• [A block of data]:
┏━━
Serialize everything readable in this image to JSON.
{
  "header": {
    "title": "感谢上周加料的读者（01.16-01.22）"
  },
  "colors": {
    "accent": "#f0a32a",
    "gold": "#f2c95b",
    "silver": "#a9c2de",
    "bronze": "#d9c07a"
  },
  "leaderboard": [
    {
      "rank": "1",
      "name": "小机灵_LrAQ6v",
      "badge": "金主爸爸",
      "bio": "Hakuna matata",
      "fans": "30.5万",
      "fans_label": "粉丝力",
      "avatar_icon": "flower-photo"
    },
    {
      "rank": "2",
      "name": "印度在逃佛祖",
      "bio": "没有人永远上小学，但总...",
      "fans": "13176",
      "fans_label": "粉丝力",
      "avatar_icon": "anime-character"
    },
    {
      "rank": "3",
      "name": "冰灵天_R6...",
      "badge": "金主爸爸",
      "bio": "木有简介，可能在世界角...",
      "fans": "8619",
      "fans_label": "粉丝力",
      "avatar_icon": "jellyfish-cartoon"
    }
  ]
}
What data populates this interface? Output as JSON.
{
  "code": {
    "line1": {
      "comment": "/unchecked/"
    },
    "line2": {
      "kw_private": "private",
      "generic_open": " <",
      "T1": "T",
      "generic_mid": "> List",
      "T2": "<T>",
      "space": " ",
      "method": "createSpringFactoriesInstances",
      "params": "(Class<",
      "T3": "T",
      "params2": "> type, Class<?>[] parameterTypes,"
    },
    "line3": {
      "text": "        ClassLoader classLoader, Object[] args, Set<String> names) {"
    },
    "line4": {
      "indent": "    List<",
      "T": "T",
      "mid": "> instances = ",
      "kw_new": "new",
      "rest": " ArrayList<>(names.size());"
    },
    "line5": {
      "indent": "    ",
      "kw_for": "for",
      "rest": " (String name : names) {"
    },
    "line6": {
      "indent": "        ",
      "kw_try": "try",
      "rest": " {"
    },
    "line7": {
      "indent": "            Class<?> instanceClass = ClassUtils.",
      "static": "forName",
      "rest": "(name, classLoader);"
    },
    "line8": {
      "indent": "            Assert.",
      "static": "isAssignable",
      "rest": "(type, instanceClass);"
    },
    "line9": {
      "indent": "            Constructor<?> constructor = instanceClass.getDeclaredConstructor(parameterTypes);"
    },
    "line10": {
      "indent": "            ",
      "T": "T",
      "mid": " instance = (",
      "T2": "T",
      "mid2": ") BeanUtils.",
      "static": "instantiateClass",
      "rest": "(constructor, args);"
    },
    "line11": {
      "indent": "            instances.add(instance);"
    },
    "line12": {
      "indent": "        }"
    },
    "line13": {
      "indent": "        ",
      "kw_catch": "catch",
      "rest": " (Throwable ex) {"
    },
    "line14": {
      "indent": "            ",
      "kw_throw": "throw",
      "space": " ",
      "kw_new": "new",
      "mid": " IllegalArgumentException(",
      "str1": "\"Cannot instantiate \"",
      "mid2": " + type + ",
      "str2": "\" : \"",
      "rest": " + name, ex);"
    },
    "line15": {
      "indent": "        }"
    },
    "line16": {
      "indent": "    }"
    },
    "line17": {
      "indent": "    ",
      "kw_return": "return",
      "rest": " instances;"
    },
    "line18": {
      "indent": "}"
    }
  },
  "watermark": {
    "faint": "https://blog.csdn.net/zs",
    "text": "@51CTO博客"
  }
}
┗━━
• [Task instructions]:
Type out the full listing again, exactly as given.

• [Answer to the problem]:
Serialize everything readable in this image to JSON.
{
  "header": {
    "title": "感谢上周加料的读者（01.16-01.22）"
  },
  "colors": {
    "accent": "#f0a32a",
    "gold": "#f2c95b",
    "silver": "#a9c2de",
    "bronze": "#d9c07a"
  },
  "leaderboard": [
    {
      "rank": "1",
      "name": "小机灵_LrAQ6v",
      "badge": "金主爸爸",
      "bio": "Hakuna matata",
      "fans": "30.5万",
      "fans_label": "粉丝力",
      "avatar_icon": "flower-photo"
    },
    {
      "rank": "2",
      "name": "印度在逃佛祖",
      "bio": "没有人永远上小学，但总...",
      "fans": "13176",
      "fans_label": "粉丝力",
      "avatar_icon": "anime-character"
    },
    {
      "rank": "3",
      "name": "冰灵天_R6...",
      "badge": "金主爸爸",
      "bio": "木有简介，可能在世界角...",
      "fans": "8619",
      "fans_label": "粉丝力",
      "avatar_icon": "jellyfish-cartoon"
    }
  ]
}
What data populates this interface? Output as JSON.
{
  "code": {
    "line1": {
      "comment": "/unchecked/"
    },
    "line2": {
      "kw_private": "private",
      "generic_open": " <",
      "T1": "T",
      "generic_mid": "> List",
      "T2": "<T>",
      "space": " ",
      "method": "createSpringFactoriesInstances",
      "params": "(Class<",
      "T3": "T",
      "params2": "> type, Class<?>[] parameterTypes,"
    },
    "line3": {
      "text": "        ClassLoader classLoader, Object[] args, Set<String> names) {"
    },
    "line4": {
      "indent": "    List<",
      "T": "T",
      "mid": "> instances = ",
      "kw_new": "new",
      "rest": " ArrayList<>(names.size());"
    },
    "line5": {
      "indent": "    ",
      "kw_for": "for",
      "rest": " (String name : names) {"
    },
    "line6": {
      "indent": "        ",
      "kw_try": "try",
      "rest": " {"
    },
    "line7": {
      "indent": "            Class<?> instanceClass = ClassUtils.",
      "static": "forName",
      "rest": "(name, classLoader);"
    },
    "line8": {
      "indent": "            Assert.",
      "static": "isAssignable",
      "rest": "(type, instanceClass);"
    },
    "line9": {
      "indent": "            Constructor<?> constructor = instanceClass.getDeclaredConstructor(parameterTypes);"
    },
    "line10": {
      "indent": "            ",
      "T": "T",
      "mid": " instance = (",
      "T2": "T",
      "mid2": ") BeanUtils.",
      "static": "instantiateClass",
      "rest": "(constructor, args);"
    },
    "line11": {
      "indent": "            instances.add(instance);"
    },
    "line12": {
      "indent": "        }"
    },
    "line13": {
      "indent": "        ",
      "kw_catch": "catch",
      "rest": " (Throwable ex) {"
    },
    "line14": {
      "indent": "            ",
      "kw_throw": "throw",
      "space": " ",
      "kw_new": "new",
      "mid": " IllegalArgumentException(",
      "str1": "\"Cannot instantiate \"",
      "mid2": " + type + ",
      "str2": "\" : \"",
      "rest": " + name, ex);"
    },
    "line15": {
      "indent": "        }"
    },
    "line16": {
      "indent": "    }"
    },
    "line17": {
      "indent": "    ",
      "kw_return": "return",
      "rest": " instances;"
    },
    "line18": {
      "indent": "}"
    }
  },
  "watermark": {
    "faint": "https://blog.csdn.net/zs",
    "text": "@51CTO博客"
  }
}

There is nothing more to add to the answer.